_Records supplied_
========
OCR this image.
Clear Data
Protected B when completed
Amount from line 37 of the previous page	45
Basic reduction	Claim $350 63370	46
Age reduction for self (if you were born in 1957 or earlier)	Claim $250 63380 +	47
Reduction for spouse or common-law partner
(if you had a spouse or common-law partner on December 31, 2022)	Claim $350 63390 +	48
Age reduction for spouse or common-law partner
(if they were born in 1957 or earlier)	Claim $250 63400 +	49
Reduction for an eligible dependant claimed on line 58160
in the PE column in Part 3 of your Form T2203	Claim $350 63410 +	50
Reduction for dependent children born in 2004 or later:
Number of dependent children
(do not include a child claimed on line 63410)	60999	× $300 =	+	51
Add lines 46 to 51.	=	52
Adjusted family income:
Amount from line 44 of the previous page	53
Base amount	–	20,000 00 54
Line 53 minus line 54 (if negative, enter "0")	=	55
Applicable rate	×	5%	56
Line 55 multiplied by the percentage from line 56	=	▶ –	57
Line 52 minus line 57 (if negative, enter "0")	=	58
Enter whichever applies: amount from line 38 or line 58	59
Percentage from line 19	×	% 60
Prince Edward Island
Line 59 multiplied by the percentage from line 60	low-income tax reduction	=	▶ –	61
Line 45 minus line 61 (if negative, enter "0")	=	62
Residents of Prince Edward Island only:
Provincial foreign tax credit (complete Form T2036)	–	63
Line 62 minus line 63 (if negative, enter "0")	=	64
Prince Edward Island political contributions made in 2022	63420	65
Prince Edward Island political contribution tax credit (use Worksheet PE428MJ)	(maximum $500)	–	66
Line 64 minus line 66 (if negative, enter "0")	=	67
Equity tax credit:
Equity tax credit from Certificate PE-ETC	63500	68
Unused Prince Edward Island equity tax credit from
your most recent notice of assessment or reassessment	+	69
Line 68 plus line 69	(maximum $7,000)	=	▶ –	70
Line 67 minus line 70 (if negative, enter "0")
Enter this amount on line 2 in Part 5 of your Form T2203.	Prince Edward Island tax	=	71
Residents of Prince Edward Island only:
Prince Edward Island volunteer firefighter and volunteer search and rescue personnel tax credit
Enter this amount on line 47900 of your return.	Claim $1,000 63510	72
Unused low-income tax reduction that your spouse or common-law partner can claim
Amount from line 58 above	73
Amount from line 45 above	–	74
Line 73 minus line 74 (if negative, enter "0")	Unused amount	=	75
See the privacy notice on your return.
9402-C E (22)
========
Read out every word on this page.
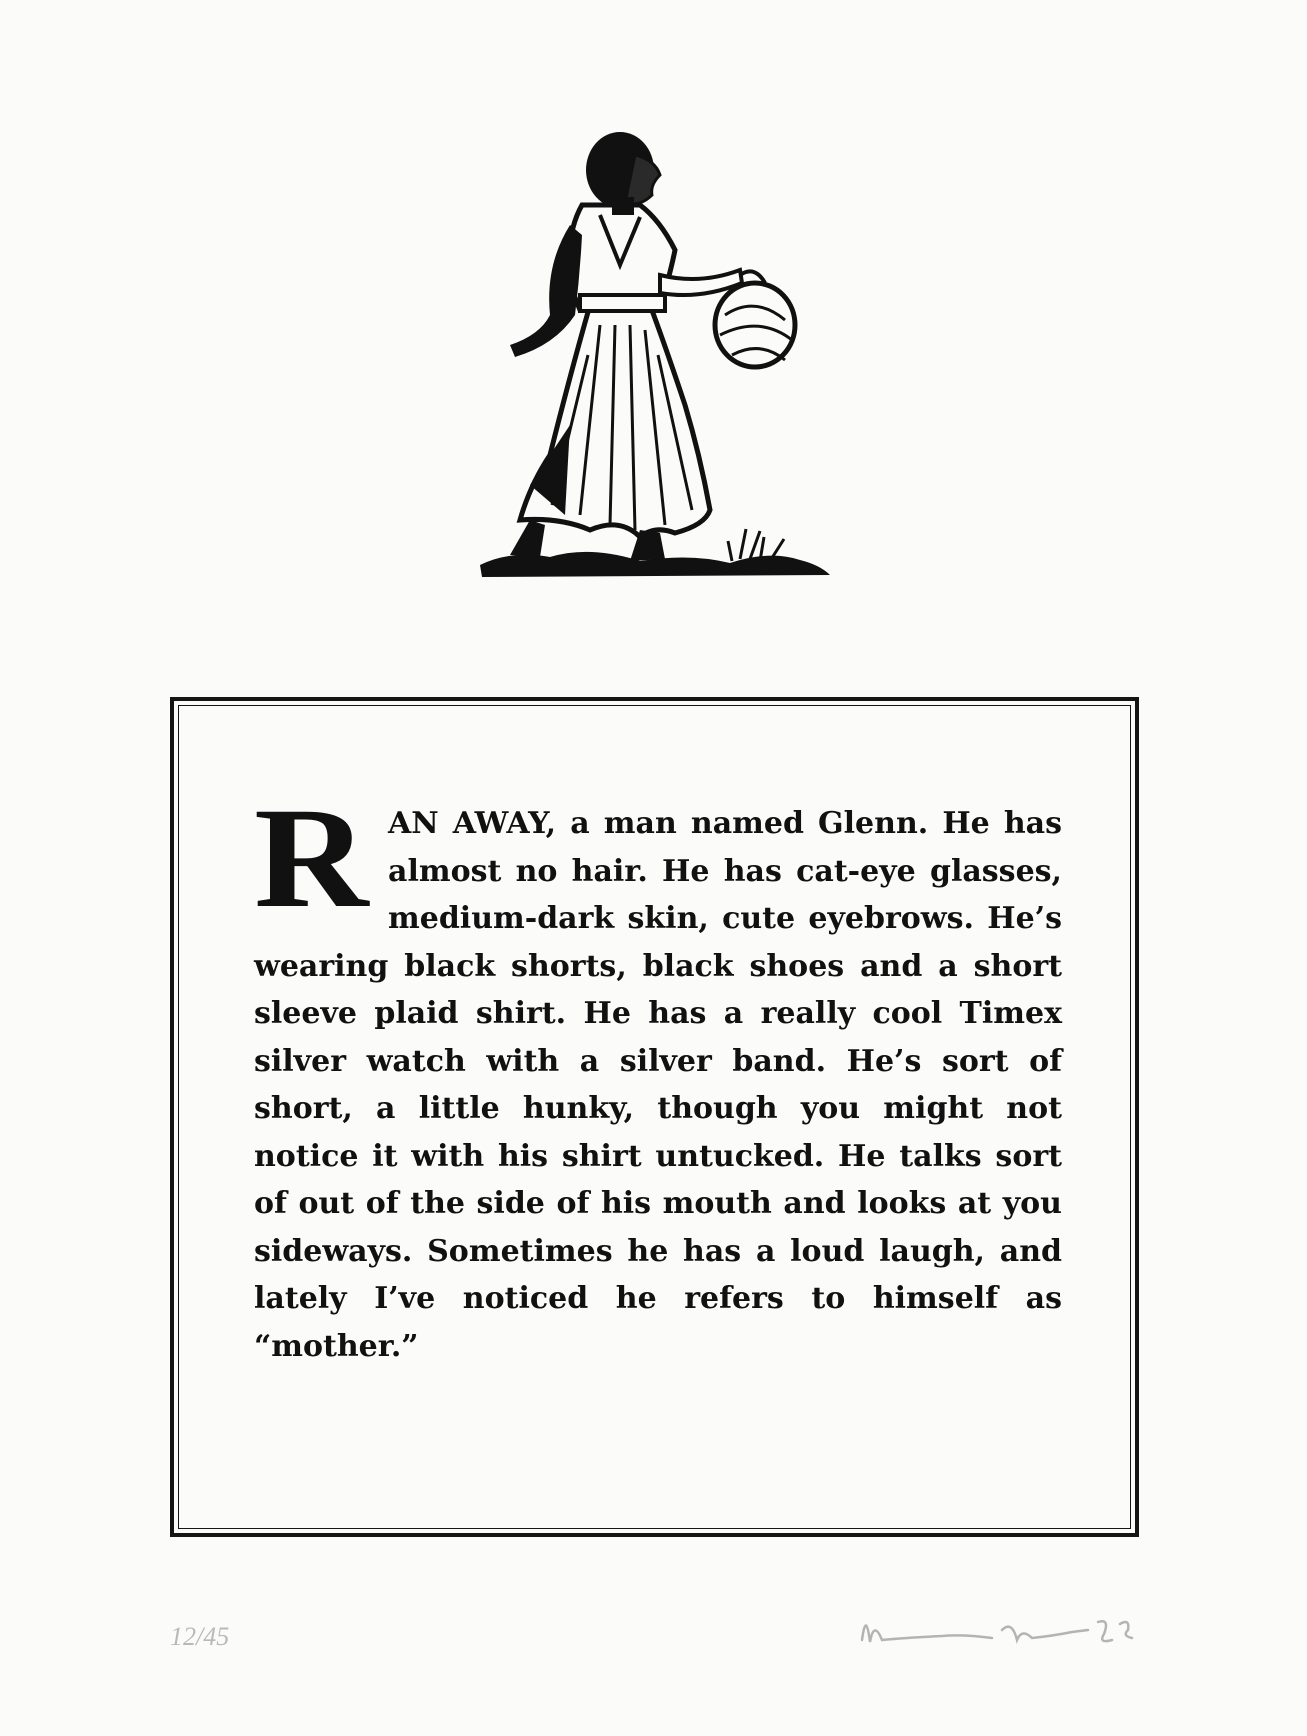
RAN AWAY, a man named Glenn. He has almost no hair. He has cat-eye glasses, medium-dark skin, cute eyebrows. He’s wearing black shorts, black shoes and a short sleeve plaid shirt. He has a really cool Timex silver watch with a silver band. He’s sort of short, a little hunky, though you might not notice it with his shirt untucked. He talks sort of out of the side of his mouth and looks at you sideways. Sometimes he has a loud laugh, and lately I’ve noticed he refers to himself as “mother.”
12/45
========
_Task goal_
All lines that include "children" are to be gathered and copied.

_Response to this exercise_
Reduction for dependent children born in 2004 or later:
Number of dependent children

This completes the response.